#### Your instructions:
Return all of the entries word for word, but omit the pictures they contain.

══ Items

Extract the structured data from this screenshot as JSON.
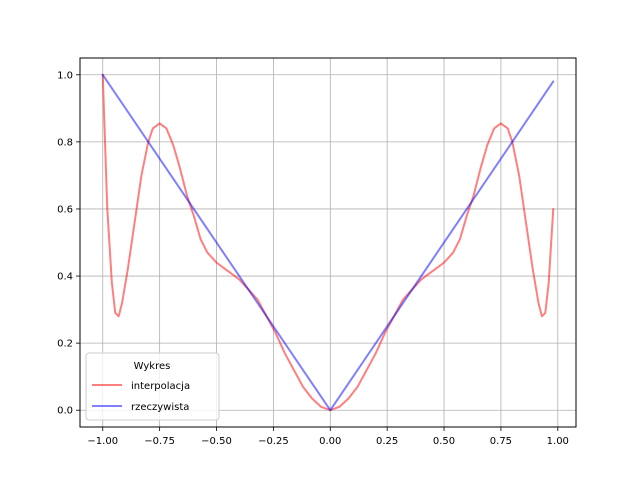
{
  "chart_data": {
    "type": "line",
    "xlim": [
      -1.1,
      1.08
    ],
    "ylim": [
      -0.05,
      1.05
    ],
    "grid": true,
    "x_ticks": [
      -1.0,
      -0.75,
      -0.5,
      -0.25,
      0.0,
      0.25,
      0.5,
      0.75,
      1.0
    ],
    "x_tick_labels": [
      "−1.00",
      "−0.75",
      "−0.50",
      "−0.25",
      "0.00",
      "0.25",
      "0.50",
      "0.75",
      "1.00"
    ],
    "y_ticks": [
      0.0,
      0.2,
      0.4,
      0.6,
      0.8,
      1.0
    ],
    "y_tick_labels": [
      "0.0",
      "0.2",
      "0.4",
      "0.6",
      "0.8",
      "1.0"
    ],
    "legend": {
      "title": "Wykres",
      "placement": "lower-left"
    },
    "series": [
      {
        "name": "interpolacja",
        "color": "#ff0000",
        "opacity": 0.5,
        "points": [
          [
            -1.0,
            1.0
          ],
          [
            -0.98,
            0.6
          ],
          [
            -0.96,
            0.38
          ],
          [
            -0.945,
            0.29
          ],
          [
            -0.93,
            0.28
          ],
          [
            -0.915,
            0.32
          ],
          [
            -0.89,
            0.42
          ],
          [
            -0.86,
            0.56
          ],
          [
            -0.83,
            0.7
          ],
          [
            -0.8,
            0.8
          ],
          [
            -0.78,
            0.84
          ],
          [
            -0.75,
            0.855
          ],
          [
            -0.72,
            0.84
          ],
          [
            -0.69,
            0.79
          ],
          [
            -0.66,
            0.72
          ],
          [
            -0.63,
            0.64
          ],
          [
            -0.6,
            0.58
          ],
          [
            -0.57,
            0.51
          ],
          [
            -0.54,
            0.47
          ],
          [
            -0.5,
            0.44
          ],
          [
            -0.47,
            0.425
          ],
          [
            -0.44,
            0.41
          ],
          [
            -0.4,
            0.39
          ],
          [
            -0.36,
            0.36
          ],
          [
            -0.32,
            0.33
          ],
          [
            -0.28,
            0.28
          ],
          [
            -0.24,
            0.23
          ],
          [
            -0.2,
            0.17
          ],
          [
            -0.16,
            0.12
          ],
          [
            -0.12,
            0.07
          ],
          [
            -0.08,
            0.035
          ],
          [
            -0.04,
            0.01
          ],
          [
            0.0,
            0.0
          ],
          [
            0.04,
            0.01
          ],
          [
            0.08,
            0.035
          ],
          [
            0.12,
            0.07
          ],
          [
            0.16,
            0.12
          ],
          [
            0.2,
            0.17
          ],
          [
            0.24,
            0.23
          ],
          [
            0.28,
            0.28
          ],
          [
            0.32,
            0.33
          ],
          [
            0.36,
            0.36
          ],
          [
            0.4,
            0.39
          ],
          [
            0.44,
            0.41
          ],
          [
            0.47,
            0.425
          ],
          [
            0.5,
            0.44
          ],
          [
            0.54,
            0.47
          ],
          [
            0.57,
            0.51
          ],
          [
            0.6,
            0.58
          ],
          [
            0.63,
            0.64
          ],
          [
            0.66,
            0.72
          ],
          [
            0.69,
            0.79
          ],
          [
            0.72,
            0.84
          ],
          [
            0.75,
            0.855
          ],
          [
            0.78,
            0.84
          ],
          [
            0.8,
            0.8
          ],
          [
            0.83,
            0.7
          ],
          [
            0.86,
            0.56
          ],
          [
            0.89,
            0.42
          ],
          [
            0.915,
            0.32
          ],
          [
            0.93,
            0.28
          ],
          [
            0.945,
            0.29
          ],
          [
            0.96,
            0.38
          ],
          [
            0.98,
            0.6
          ]
        ]
      },
      {
        "name": "rzeczywista",
        "color": "#0000ff",
        "opacity": 0.5,
        "points": [
          [
            -1.0,
            1.0
          ],
          [
            0.0,
            0.0
          ],
          [
            0.98,
            0.98
          ]
        ]
      }
    ]
  }
}
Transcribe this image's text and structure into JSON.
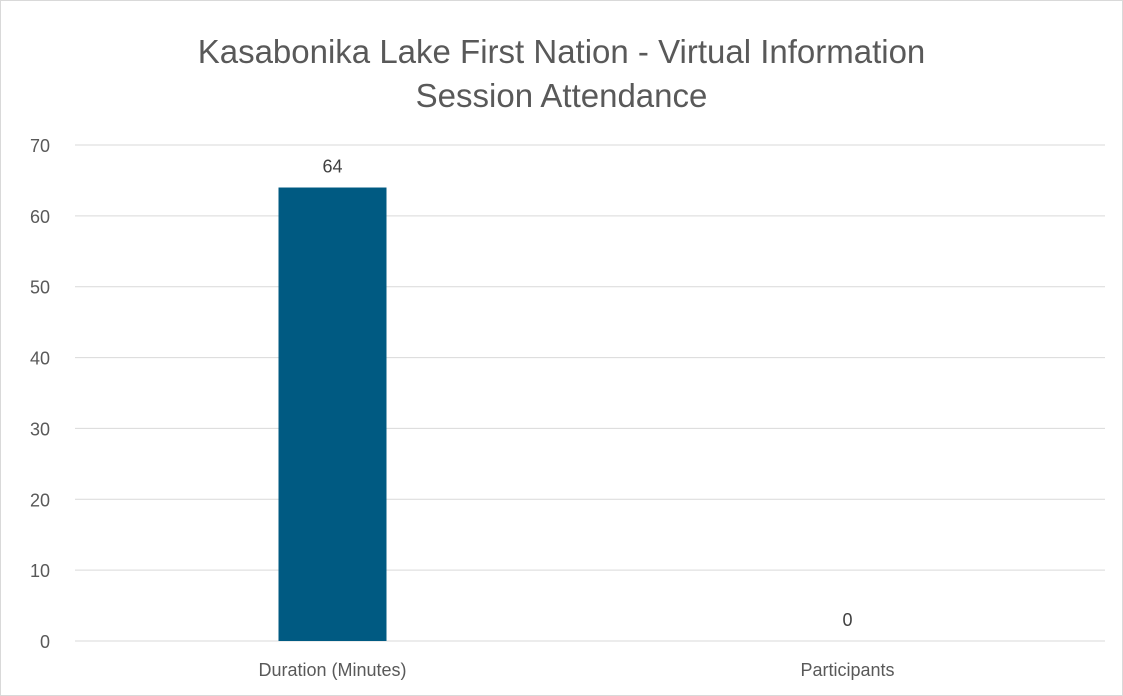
{
  "chart_data": {
    "type": "bar",
    "title": "Kasabonika Lake First Nation - Virtual Information\nSession Attendance",
    "categories": [
      "Duration (Minutes)",
      "Participants"
    ],
    "values": [
      64,
      0
    ],
    "data_labels": [
      "64",
      "0"
    ],
    "ylim": [
      0,
      70
    ],
    "yticks": [
      0,
      10,
      20,
      30,
      40,
      50,
      60,
      70
    ],
    "ytick_labels": [
      "0",
      "10",
      "20",
      "30",
      "40",
      "50",
      "60",
      "70"
    ],
    "grid": true,
    "legend": "none",
    "colors": {
      "bar": "#005a82",
      "grid": "#d9d9d9",
      "text": "#595959",
      "label": "#404040"
    }
  }
}
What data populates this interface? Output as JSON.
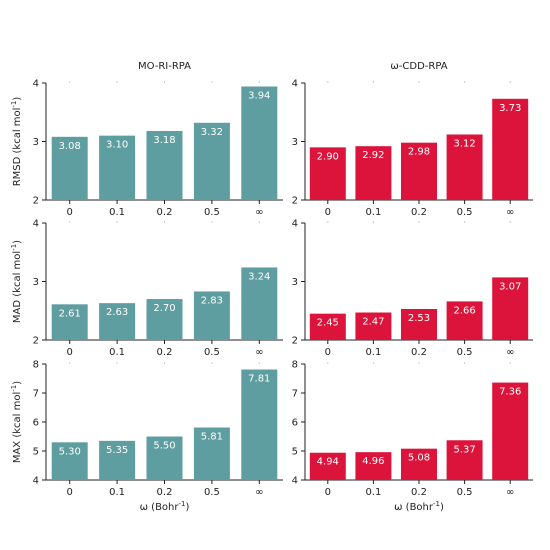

════

#### Written answer:
Extract the structured data from this screenshot as JSON.
{
  "chart_data": {
    "type": "line",
    "xlim": [
      -1.1,
      1.08
    ],
    "ylim": [
      -0.05,
      1.05
    ],
    "grid": true,
    "x_ticks": [
      -1.0,
      -0.75,
      -0.5,
      -0.25,
      0.0,
      0.25,
      0.5,
      0.75,
      1.0
    ],
    "x_tick_labels": [
      "−1.00",
      "−0.75",
      "−0.50",
      "−0.25",
      "0.00",
      "0.25",
      "0.50",
      "0.75",
      "1.00"
    ],
    "y_ticks": [
      0.0,
      0.2,
      0.4,
      0.6,
      0.8,
      1.0
    ],
    "y_tick_labels": [
      "0.0",
      "0.2",
      "0.4",
      "0.6",
      "0.8",
      "1.0"
    ],
    "legend": {
      "title": "Wykres",
      "placement": "lower-left"
    },
    "series": [
      {
        "name": "interpolacja",
        "color": "#ff0000",
        "opacity": 0.5,
        "points": [
          [
            -1.0,
            1.0
          ],
          [
            -0.98,
            0.6
          ],
          [
            -0.96,
            0.38
          ],
          [
            -0.945,
            0.29
          ],
          [
            -0.93,
            0.28
          ],
          [
            -0.915,
            0.32
          ],
          [
            -0.89,
            0.42
          ],
          [
            -0.86,
            0.56
          ],
          [
            -0.83,
            0.7
          ],
          [
            -0.8,
            0.8
          ],
          [
            -0.78,
            0.84
          ],
          [
            -0.75,
            0.855
          ],
          [
            -0.72,
            0.84
          ],
          [
            -0.69,
            0.79
          ],
          [
            -0.66,
            0.72
          ],
          [
            -0.63,
            0.64
          ],
          [
            -0.6,
            0.58
          ],
          [
            -0.57,
            0.51
          ],
          [
            -0.54,
            0.47
          ],
          [
            -0.5,
            0.44
          ],
          [
            -0.47,
            0.425
          ],
          [
            -0.44,
            0.41
          ],
          [
            -0.4,
            0.39
          ],
          [
            -0.36,
            0.36
          ],
          [
            -0.32,
            0.33
          ],
          [
            -0.28,
            0.28
          ],
          [
            -0.24,
            0.23
          ],
          [
            -0.2,
            0.17
          ],
          [
            -0.16,
            0.12
          ],
          [
            -0.12,
            0.07
          ],
          [
            -0.08,
            0.035
          ],
          [
            -0.04,
            0.01
          ],
          [
            0.0,
            0.0
          ],
          [
            0.04,
            0.01
          ],
          [
            0.08,
            0.035
          ],
          [
            0.12,
            0.07
          ],
          [
            0.16,
            0.12
          ],
          [
            0.2,
            0.17
          ],
          [
            0.24,
            0.23
          ],
          [
            0.28,
            0.28
          ],
          [
            0.32,
            0.33
          ],
          [
            0.36,
            0.36
          ],
          [
            0.4,
            0.39
          ],
          [
            0.44,
            0.41
          ],
          [
            0.47,
            0.425
          ],
          [
            0.5,
            0.44
          ],
          [
            0.54,
            0.47
          ],
          [
            0.57,
            0.51
          ],
          [
            0.6,
            0.58
          ],
          [
            0.63,
            0.64
          ],
          [
            0.66,
            0.72
          ],
          [
            0.69,
            0.79
          ],
          [
            0.72,
            0.84
          ],
          [
            0.75,
            0.855
          ],
          [
            0.78,
            0.84
          ],
          [
            0.8,
            0.8
          ],
          [
            0.83,
            0.7
          ],
          [
            0.86,
            0.56
          ],
          [
            0.89,
            0.42
          ],
          [
            0.915,
            0.32
          ],
          [
            0.93,
            0.28
          ],
          [
            0.945,
            0.29
          ],
          [
            0.96,
            0.38
          ],
          [
            0.98,
            0.6
          ]
        ]
      },
      {
        "name": "rzeczywista",
        "color": "#0000ff",
        "opacity": 0.5,
        "points": [
          [
            -1.0,
            1.0
          ],
          [
            0.0,
            0.0
          ],
          [
            0.98,
            0.98
          ]
        ]
      }
    ]
  }
}
Transcribe this image's text and structure into JSON.
{
  "chart_data": {
    "type": "bar",
    "title": "Kasabonika Lake First Nation - Virtual Information\nSession Attendance",
    "categories": [
      "Duration (Minutes)",
      "Participants"
    ],
    "values": [
      64,
      0
    ],
    "data_labels": [
      "64",
      "0"
    ],
    "ylim": [
      0,
      70
    ],
    "yticks": [
      0,
      10,
      20,
      30,
      40,
      50,
      60,
      70
    ],
    "ytick_labels": [
      "0",
      "10",
      "20",
      "30",
      "40",
      "50",
      "60",
      "70"
    ],
    "grid": true,
    "legend": "none",
    "colors": {
      "bar": "#005a82",
      "grid": "#d9d9d9",
      "text": "#595959",
      "label": "#404040"
    }
  }
}
What data populates this interface? Output as JSON.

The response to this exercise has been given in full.